Your task:
Return a copy of every line in the records that includes the word "color".

Records shown:
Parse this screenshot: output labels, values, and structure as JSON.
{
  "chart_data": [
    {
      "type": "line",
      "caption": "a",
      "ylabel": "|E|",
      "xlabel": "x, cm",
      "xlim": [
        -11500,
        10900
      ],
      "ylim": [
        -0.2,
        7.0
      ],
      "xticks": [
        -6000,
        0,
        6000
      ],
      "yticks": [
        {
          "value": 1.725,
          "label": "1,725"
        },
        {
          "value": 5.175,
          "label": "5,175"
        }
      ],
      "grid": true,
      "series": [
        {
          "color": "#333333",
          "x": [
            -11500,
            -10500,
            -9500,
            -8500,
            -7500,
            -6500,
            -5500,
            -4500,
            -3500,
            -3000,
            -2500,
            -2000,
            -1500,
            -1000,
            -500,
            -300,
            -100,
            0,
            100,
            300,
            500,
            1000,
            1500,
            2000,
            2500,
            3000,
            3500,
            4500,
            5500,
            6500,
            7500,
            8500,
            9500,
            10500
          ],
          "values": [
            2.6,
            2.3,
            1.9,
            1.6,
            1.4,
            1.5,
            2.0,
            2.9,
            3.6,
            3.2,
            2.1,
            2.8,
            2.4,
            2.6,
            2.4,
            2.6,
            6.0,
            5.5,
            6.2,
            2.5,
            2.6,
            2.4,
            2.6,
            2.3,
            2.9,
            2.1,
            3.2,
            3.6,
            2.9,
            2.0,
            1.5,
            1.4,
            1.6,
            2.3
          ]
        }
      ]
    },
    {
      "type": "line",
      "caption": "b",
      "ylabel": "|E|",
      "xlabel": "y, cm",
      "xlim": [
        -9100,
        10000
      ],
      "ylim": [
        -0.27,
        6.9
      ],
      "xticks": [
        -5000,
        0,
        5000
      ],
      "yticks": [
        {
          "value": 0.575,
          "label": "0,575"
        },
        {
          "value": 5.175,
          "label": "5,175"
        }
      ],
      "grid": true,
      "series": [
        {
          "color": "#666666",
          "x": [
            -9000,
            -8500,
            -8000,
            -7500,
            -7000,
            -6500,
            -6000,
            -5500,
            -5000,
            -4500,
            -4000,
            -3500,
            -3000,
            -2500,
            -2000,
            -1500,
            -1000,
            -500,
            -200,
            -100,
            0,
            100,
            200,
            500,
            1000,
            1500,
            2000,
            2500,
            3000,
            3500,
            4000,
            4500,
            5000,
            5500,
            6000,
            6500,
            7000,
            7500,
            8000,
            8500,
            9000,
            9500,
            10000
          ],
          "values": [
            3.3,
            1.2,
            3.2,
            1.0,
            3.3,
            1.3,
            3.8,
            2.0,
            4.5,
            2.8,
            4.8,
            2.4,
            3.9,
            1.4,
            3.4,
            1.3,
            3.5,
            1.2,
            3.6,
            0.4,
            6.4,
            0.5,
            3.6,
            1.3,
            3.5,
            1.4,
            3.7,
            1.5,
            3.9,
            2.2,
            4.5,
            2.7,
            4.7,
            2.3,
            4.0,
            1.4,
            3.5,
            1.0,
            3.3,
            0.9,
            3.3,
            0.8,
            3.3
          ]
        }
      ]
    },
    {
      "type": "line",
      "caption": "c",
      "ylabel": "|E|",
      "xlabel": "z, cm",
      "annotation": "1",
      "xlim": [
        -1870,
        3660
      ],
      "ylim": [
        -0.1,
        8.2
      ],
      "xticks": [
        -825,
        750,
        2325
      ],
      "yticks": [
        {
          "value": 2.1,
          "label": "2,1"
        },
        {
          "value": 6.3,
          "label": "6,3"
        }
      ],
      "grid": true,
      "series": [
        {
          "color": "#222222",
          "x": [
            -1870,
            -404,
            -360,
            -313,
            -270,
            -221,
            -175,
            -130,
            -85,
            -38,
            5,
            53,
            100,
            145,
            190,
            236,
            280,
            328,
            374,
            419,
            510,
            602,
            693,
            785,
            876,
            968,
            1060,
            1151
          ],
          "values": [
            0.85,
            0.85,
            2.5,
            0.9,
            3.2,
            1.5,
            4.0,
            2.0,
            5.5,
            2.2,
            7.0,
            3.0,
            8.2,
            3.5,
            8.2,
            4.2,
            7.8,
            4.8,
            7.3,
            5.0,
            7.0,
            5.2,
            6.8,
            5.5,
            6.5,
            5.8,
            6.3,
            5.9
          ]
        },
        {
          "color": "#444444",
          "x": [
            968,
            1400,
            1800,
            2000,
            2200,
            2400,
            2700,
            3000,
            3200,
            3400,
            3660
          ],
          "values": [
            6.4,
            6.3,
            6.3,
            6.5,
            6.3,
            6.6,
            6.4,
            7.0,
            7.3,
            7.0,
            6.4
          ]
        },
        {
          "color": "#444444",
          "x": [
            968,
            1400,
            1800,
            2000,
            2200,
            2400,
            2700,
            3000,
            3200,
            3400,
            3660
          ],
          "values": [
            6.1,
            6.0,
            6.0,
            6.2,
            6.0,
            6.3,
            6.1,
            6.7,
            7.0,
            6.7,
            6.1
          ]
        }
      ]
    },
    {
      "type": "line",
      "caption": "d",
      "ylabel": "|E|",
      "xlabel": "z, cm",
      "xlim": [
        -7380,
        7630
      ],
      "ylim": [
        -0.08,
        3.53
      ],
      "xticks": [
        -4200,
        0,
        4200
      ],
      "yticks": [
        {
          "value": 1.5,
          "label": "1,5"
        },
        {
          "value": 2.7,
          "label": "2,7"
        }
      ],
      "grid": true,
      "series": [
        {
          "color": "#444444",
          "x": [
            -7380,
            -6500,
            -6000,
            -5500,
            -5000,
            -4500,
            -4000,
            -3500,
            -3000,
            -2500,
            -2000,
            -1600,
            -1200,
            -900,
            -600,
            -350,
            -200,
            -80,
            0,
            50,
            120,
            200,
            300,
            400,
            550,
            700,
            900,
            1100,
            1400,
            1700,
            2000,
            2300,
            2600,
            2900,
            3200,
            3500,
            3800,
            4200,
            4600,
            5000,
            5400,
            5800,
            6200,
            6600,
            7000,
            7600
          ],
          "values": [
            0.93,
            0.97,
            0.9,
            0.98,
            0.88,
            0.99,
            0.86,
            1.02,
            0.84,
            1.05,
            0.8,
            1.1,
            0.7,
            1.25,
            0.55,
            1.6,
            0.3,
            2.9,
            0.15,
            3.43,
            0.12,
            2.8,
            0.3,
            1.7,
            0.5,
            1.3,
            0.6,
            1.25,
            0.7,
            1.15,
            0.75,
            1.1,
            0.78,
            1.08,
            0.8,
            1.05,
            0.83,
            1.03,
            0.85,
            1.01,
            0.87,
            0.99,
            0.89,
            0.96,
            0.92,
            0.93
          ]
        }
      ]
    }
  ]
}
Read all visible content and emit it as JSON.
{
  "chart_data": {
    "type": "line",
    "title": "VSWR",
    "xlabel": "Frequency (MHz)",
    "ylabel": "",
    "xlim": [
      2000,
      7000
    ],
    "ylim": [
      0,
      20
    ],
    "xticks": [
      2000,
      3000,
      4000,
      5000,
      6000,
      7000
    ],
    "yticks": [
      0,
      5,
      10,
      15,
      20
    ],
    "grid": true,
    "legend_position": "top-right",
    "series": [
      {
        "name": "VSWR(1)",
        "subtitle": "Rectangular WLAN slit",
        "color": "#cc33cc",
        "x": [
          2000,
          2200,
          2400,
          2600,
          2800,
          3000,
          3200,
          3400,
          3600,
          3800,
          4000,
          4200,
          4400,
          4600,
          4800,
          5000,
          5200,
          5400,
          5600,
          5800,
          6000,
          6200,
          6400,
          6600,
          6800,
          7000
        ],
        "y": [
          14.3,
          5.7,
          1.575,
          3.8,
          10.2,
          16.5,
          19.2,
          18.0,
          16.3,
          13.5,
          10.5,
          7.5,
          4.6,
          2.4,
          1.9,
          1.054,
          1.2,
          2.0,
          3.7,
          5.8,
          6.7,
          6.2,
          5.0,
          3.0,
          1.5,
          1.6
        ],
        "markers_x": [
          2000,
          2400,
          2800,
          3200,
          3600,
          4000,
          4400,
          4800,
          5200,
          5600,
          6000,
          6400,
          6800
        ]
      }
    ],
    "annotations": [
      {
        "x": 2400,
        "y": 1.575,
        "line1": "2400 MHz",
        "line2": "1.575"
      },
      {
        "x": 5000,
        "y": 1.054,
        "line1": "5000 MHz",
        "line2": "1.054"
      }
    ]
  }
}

Solution below:
          "color": "#333333",
          "color": "#666666",
          "color": "#222222",
          "color": "#444444",
          "color": "#444444",
          "color": "#444444",
        "color": "#cc33cc",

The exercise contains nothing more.